Problem requirements
Find the lines holding the string "influenza" in the data, then copy all of them.

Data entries
-*-*-
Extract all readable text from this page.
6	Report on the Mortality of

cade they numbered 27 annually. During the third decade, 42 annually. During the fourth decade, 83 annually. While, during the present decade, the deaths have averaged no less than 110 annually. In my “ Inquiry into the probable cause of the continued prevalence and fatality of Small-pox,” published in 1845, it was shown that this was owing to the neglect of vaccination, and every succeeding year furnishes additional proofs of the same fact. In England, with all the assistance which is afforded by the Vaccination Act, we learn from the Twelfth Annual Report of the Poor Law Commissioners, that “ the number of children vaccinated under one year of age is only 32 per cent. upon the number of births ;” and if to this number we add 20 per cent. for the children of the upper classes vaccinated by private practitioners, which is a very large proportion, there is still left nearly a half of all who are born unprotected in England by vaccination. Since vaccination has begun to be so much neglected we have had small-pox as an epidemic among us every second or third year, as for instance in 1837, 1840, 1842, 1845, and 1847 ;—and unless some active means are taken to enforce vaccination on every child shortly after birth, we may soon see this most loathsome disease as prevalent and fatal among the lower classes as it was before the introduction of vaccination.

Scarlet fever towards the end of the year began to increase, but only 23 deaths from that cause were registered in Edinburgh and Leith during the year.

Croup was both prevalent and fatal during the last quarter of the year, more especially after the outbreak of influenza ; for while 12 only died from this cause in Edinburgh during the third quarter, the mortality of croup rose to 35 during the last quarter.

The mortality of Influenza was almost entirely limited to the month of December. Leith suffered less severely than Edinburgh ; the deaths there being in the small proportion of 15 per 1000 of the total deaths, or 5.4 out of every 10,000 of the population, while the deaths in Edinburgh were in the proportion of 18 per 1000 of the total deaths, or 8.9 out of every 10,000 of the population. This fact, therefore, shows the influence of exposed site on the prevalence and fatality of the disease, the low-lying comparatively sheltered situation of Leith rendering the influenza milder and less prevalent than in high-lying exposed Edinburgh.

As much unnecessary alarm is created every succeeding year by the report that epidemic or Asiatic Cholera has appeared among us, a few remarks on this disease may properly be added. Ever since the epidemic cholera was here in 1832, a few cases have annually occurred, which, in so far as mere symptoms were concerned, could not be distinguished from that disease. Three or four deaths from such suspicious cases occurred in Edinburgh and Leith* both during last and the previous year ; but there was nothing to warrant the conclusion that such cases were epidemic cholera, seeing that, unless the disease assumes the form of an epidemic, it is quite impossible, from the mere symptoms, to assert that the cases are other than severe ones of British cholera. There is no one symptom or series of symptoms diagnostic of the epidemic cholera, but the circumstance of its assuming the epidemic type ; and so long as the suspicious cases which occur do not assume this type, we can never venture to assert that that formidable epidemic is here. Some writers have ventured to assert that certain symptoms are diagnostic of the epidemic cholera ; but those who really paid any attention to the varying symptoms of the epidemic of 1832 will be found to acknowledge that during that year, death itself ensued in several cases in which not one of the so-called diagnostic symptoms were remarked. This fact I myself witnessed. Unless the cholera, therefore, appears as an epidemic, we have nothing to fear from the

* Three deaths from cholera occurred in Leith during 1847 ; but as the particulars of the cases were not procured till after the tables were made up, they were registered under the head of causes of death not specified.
-*-*-
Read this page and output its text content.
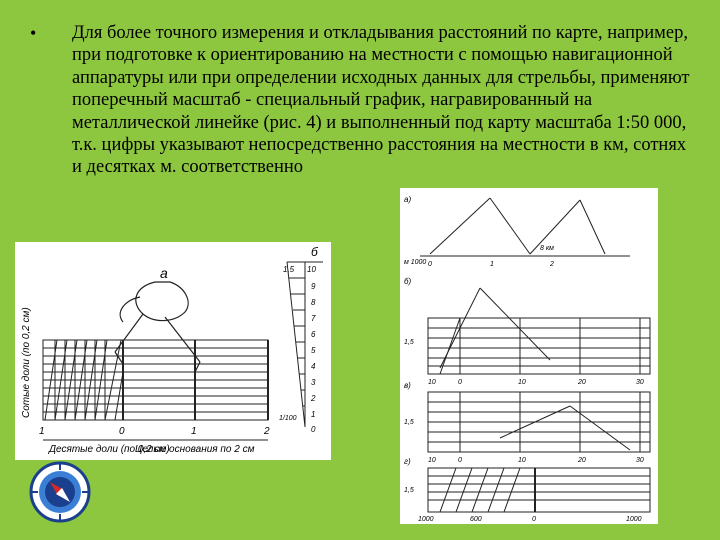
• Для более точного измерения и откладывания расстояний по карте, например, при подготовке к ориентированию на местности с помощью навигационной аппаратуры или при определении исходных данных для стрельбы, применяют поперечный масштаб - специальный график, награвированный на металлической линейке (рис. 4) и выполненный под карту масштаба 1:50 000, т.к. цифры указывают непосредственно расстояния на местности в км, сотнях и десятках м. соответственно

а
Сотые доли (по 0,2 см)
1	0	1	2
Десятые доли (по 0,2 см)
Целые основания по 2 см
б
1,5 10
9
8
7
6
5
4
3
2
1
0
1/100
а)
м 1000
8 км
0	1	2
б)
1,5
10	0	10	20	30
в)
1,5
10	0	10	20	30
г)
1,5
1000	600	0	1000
-*-*-
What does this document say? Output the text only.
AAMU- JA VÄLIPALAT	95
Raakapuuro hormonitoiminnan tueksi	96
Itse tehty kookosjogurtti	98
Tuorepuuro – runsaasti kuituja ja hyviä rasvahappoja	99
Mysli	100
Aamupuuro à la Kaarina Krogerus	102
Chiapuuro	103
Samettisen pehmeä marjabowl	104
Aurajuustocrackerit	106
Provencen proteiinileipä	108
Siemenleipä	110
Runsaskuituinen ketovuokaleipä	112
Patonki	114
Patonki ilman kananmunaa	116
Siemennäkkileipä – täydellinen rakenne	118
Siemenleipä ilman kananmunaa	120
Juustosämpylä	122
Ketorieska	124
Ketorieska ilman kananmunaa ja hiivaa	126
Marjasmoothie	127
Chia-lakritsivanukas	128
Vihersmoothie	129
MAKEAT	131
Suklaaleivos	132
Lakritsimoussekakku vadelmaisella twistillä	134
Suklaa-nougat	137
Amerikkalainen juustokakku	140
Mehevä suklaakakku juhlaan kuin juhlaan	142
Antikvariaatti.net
-*-*-
Output for this task
Croup was both prevalent and fatal during the last quarter of the year, more especially after the outbreak of influenza ; for while 12 only died from this cause in Edinburgh during the third quarter, the mortality of croup rose to 35 during the last quarter.
The mortality of Influenza was almost entirely limited to the month of December. Leith suffered less severely than Edinburgh ; the deaths there being in the small proportion of 15 per 1000 of the total deaths, or 5.4 out of every 10,000 of the population, while the deaths in Edinburgh were in the proportion of 18 per 1000 of the total deaths, or 8.9 out of every 10,000 of the population. This fact, therefore, shows the influence of exposed site on the prevalence and fatality of the disease, the low-lying comparatively sheltered situation of Leith rendering the influenza milder and less prevalent than in high-lying exposed Edinburgh.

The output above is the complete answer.